Stated goal: Count the lines below that include the word "legyen" and write that number alone.

[BEGIN Records to use]

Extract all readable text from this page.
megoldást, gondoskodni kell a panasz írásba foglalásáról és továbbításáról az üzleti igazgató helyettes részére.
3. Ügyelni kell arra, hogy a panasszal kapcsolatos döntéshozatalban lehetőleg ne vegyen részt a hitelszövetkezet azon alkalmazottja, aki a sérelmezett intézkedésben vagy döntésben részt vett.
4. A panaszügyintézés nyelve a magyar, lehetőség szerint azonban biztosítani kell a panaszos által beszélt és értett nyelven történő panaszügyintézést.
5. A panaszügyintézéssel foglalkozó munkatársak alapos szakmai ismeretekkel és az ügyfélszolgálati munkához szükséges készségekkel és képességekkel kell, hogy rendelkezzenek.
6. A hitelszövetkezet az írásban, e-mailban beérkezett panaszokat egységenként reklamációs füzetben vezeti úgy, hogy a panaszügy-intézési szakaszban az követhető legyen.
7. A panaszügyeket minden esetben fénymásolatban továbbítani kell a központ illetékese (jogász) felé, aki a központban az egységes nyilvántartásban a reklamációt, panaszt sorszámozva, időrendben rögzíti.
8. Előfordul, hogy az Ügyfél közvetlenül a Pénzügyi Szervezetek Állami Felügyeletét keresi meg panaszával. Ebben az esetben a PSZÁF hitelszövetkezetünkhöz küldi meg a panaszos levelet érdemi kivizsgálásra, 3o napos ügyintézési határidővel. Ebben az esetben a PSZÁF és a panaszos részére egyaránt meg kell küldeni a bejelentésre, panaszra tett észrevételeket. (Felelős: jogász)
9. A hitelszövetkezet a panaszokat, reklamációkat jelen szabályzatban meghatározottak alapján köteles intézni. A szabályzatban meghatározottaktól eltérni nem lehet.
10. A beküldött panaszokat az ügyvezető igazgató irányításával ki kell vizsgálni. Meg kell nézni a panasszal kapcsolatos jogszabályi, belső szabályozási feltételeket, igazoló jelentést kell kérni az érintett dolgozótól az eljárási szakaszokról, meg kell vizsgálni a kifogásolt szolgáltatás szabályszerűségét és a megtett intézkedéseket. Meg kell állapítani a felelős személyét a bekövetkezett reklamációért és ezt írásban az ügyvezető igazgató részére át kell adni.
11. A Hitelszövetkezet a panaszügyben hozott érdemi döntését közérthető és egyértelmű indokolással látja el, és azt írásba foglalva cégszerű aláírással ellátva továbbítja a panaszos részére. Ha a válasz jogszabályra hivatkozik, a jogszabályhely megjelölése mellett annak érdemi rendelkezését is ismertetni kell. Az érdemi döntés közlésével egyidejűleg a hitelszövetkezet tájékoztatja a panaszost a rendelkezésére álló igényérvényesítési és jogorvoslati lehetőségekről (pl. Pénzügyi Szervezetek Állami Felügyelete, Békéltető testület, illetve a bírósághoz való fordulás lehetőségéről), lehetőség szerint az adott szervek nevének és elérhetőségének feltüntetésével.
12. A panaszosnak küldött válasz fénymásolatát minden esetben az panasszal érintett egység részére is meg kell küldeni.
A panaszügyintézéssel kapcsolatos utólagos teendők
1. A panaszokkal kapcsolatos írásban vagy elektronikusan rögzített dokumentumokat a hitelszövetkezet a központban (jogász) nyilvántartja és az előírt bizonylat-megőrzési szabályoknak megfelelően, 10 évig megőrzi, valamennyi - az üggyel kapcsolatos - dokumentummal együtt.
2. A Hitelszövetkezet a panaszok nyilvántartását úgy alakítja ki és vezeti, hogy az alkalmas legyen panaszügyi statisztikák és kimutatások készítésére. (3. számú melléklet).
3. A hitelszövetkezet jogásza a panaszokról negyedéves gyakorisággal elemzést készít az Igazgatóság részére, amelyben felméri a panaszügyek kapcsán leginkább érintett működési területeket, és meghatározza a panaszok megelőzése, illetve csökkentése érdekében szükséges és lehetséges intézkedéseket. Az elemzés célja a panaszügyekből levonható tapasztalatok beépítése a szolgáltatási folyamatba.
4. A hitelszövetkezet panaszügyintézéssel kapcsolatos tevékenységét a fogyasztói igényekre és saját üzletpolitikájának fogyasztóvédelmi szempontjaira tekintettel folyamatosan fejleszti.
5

[END Records to use]

Task result: 2